___ Records ___
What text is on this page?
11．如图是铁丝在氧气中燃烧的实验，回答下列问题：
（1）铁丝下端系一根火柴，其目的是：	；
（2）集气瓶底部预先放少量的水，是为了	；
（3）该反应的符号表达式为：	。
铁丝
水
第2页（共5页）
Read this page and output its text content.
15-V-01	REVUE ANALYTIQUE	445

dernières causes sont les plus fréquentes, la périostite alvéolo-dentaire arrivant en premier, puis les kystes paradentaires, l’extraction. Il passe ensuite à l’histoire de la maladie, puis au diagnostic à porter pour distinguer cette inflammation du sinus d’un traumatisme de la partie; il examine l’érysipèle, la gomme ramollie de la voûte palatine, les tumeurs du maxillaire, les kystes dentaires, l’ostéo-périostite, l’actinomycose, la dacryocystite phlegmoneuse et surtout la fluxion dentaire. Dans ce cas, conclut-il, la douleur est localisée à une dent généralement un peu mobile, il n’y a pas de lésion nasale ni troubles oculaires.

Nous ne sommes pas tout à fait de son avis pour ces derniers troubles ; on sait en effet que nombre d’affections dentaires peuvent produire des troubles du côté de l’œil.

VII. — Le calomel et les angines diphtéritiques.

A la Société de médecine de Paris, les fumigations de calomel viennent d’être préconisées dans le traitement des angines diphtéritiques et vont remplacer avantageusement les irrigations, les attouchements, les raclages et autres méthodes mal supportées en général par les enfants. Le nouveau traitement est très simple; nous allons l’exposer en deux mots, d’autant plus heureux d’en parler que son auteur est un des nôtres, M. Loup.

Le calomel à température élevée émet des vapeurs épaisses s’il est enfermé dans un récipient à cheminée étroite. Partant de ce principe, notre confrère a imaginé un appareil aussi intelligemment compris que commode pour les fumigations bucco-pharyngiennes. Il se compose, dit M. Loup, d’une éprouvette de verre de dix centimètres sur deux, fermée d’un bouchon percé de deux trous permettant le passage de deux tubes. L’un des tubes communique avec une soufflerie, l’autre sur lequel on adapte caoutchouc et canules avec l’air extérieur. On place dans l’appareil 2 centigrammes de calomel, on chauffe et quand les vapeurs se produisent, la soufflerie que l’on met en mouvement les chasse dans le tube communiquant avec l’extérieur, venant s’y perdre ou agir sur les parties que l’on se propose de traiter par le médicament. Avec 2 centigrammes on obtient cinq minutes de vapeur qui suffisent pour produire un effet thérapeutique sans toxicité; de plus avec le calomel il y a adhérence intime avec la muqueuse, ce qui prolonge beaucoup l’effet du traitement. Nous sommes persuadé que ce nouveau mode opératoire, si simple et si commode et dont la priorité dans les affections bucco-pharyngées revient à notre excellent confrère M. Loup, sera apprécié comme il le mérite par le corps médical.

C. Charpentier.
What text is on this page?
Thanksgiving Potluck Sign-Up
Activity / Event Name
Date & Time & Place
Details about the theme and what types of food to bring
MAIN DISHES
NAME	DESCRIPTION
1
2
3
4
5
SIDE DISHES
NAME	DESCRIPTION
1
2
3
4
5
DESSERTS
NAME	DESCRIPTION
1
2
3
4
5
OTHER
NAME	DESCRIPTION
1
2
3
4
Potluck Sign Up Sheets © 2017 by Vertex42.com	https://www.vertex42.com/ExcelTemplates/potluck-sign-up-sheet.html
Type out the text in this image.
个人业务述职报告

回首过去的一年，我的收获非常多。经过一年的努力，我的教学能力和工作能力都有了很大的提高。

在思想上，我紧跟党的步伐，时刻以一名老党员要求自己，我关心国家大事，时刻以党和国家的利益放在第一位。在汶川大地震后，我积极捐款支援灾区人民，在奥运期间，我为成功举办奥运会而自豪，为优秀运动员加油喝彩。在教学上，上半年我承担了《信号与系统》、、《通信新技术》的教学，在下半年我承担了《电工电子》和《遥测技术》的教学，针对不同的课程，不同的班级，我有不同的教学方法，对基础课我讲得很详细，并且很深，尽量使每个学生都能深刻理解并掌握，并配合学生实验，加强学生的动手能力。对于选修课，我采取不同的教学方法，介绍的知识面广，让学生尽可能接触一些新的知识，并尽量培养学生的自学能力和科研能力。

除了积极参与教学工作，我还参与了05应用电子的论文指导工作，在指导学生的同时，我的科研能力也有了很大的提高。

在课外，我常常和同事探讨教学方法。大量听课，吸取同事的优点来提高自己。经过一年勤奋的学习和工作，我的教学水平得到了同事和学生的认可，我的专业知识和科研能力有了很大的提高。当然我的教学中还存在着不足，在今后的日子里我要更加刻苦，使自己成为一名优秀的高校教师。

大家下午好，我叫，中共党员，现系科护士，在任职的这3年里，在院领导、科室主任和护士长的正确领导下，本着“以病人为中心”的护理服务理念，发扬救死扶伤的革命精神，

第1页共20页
___
> _Do this_
Pull out every line of the records that includes the string "Potluck".

> _Finished answer_
Thanksgiving Potluck Sign-Up
Potluck Sign Up Sheets © 2017 by Vertex42.com	https://www.vertex42.com/ExcelTemplates/potluck-sign-up-sheet.html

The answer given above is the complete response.